▸ Work instructions: Keep the pictures out of the copy and repeat the records exactly.

▸ Raw records:

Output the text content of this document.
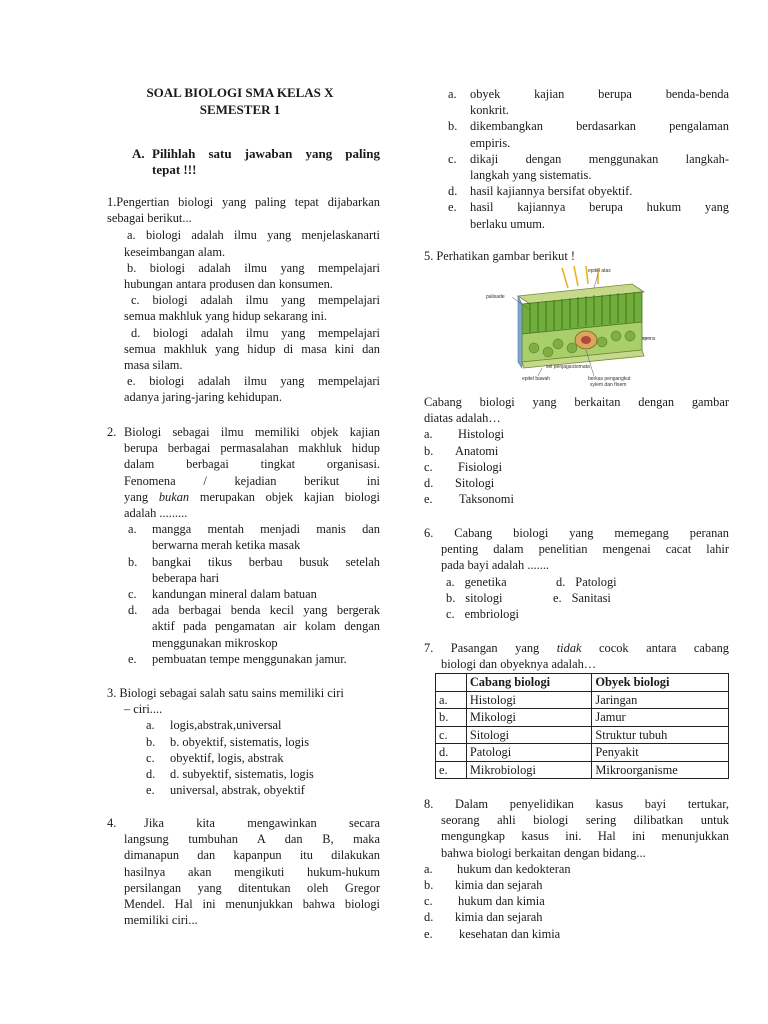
SOAL BIOLOGI SMA KELAS X
SEMESTER 1
A. Pilihlah satu jawaban yang paling
tepat !!!
1.Pengertian biologi yang paling tepat dijabarkan
sebagai berikut...
a. biologi adalah ilmu yang menjelaskanarti
keseimbangan alam.
b. biologi adalah ilmu yang mempelajari
hubungan antara produsen dan konsumen.
c. biologi adalah ilmu yang mempelajari
semua makhluk yang hidup sekarang ini.
d. biologi adalah ilmu yang mempelajari
semua makhluk yang hidup di masa kini dan
masa silam.
e. biologi adalah ilmu yang mempelajari
adanya jaring-jaring kehidupan.
2. Biologi sebagai ilmu memiliki objek kajian
berupa berbagai permasalahan makhluk hidup
dalam berbagai tingkat organisasi.
Fenomena / kejadian berikut ini
yang bukan merupakan objek kajian biologi
adalah .........
a. mangga mentah menjadi manis dan
berwarna merah ketika masak
b. bangkai tikus berbau busuk setelah
beberapa hari
c. kandungan mineral dalam batuan
d. ada berbagai benda kecil yang bergerak
aktif pada pengamatan air kolam dengan
menggunakan mikroskop
e. pembuatan tempe menggunakan jamur.
3. Biologi sebagai salah satu sains memiliki ciri
– ciri....
a. logis,abstrak,universal
b. b. obyektif, sistematis, logis
c. obyektif, logis, abstrak
d. d. subyektif, sistematis, logis
e. universal, abstrak, obyektif
4.	Jika kita mengawinkan secara
langsung tumbuhan A dan B, maka
dimanapun dan kapanpun itu dilakukan
hasilnya akan mengikuti hukum-hukum
persilangan yang ditentukan oleh Gregor
Mendel. Hal ini menunjukkan bahwa biologi
memiliki ciri...
a. obyek kajian berupa benda-benda
konkrit.
b. dikembangkan berdasarkan pengalaman
empiris.
c. dikaji dengan menggunakan langkah-
langkah yang sistematis.
d. hasil kajiannya bersifat obyektif.
e. hasil kajiannya berupa hukum yang
berlaku umum.
5. Perhatikan gambar berikut !
palisade
epitel atas
spons
sel penjaga stomata
epitel bawah	berkas pengangkut
xylem dan floem
Cabang biologi yang berkaitan dengan gambar
diatas adalah…
a. Histologi
b. Anatomi
c. Fisiologi
d. Sitologi
e. Taksonomi
6. Cabang biologi yang memegang peranan
penting dalam penelitian mengenai cacat lahir
pada bayi adalah .......
a. genetika	d. Patologi
b. sitologi	e. Sanitasi
c. embriologi
7. Pasangan yang tidak cocok antara cabang
biologi dan obyeknya adalah…
	Cabang biologi	Obyek biologi
a.	Histologi	Jaringan
b.	Mikologi	Jamur
c.	Sitologi	Struktur tubuh
d.	Patologi	Penyakit
e.	Mikrobiologi	Mikroorganisme
8. Dalam penyelidikan kasus bayi tertukar,
seorang ahli biologi sering dilibatkan untuk
mengungkap kasus ini. Hal ini menunjukkan
bahwa biologi berkaitan dengan bidang...
a. hukum dan kedokteran
b. kimia dan sejarah
c. hukum dan kimia
d. kimia dan sejarah
e. kesehatan dan kimia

▸ Answer to the exercise:
Output the text content of this document.
SOAL BIOLOGI SMA KELAS X
SEMESTER 1
A. Pilihlah satu jawaban yang paling
tepat !!!
1.Pengertian biologi yang paling tepat dijabarkan
sebagai berikut...
a. biologi adalah ilmu yang menjelaskanarti
keseimbangan alam.
b. biologi adalah ilmu yang mempelajari
hubungan antara produsen dan konsumen.
c. biologi adalah ilmu yang mempelajari
semua makhluk yang hidup sekarang ini.
d. biologi adalah ilmu yang mempelajari
semua makhluk yang hidup di masa kini dan
masa silam.
e. biologi adalah ilmu yang mempelajari
adanya jaring-jaring kehidupan.
2. Biologi sebagai ilmu memiliki objek kajian
berupa berbagai permasalahan makhluk hidup
dalam berbagai tingkat organisasi.
Fenomena / kejadian berikut ini
yang bukan merupakan objek kajian biologi
adalah .........
a. mangga mentah menjadi manis dan
berwarna merah ketika masak
b. bangkai tikus berbau busuk setelah
beberapa hari
c. kandungan mineral dalam batuan
d. ada berbagai benda kecil yang bergerak
aktif pada pengamatan air kolam dengan
menggunakan mikroskop
e. pembuatan tempe menggunakan jamur.
3. Biologi sebagai salah satu sains memiliki ciri
– ciri....
a. logis,abstrak,universal
b. b. obyektif, sistematis, logis
c. obyektif, logis, abstrak
d. d. subyektif, sistematis, logis
e. universal, abstrak, obyektif
4.	Jika kita mengawinkan secara
langsung tumbuhan A dan B, maka
dimanapun dan kapanpun itu dilakukan
hasilnya akan mengikuti hukum-hukum
persilangan yang ditentukan oleh Gregor
Mendel. Hal ini menunjukkan bahwa biologi
memiliki ciri...
a. obyek kajian berupa benda-benda
konkrit.
b. dikembangkan berdasarkan pengalaman
empiris.
c. dikaji dengan menggunakan langkah-
langkah yang sistematis.
d. hasil kajiannya bersifat obyektif.
e. hasil kajiannya berupa hukum yang
berlaku umum.
5. Perhatikan gambar berikut !
palisade
epitel atas
spons
sel penjaga stomata
epitel bawah	berkas pengangkut
xylem dan floem
Cabang biologi yang berkaitan dengan gambar
diatas adalah…
a. Histologi
b. Anatomi
c. Fisiologi
d. Sitologi
e. Taksonomi
6. Cabang biologi yang memegang peranan
penting dalam penelitian mengenai cacat lahir
pada bayi adalah .......
a. genetika	d. Patologi
b. sitologi	e. Sanitasi
c. embriologi
7. Pasangan yang tidak cocok antara cabang
biologi dan obyeknya adalah…
	Cabang biologi	Obyek biologi
a.	Histologi	Jaringan
b.	Mikologi	Jamur
c.	Sitologi	Struktur tubuh
d.	Patologi	Penyakit
e.	Mikrobiologi	Mikroorganisme
8. Dalam penyelidikan kasus bayi tertukar,
seorang ahli biologi sering dilibatkan untuk
mengungkap kasus ini. Hal ini menunjukkan
bahwa biologi berkaitan dengan bidang...
a. hukum dan kedokteran
b. kimia dan sejarah
c. hukum dan kimia
d. kimia dan sejarah
e. kesehatan dan kimia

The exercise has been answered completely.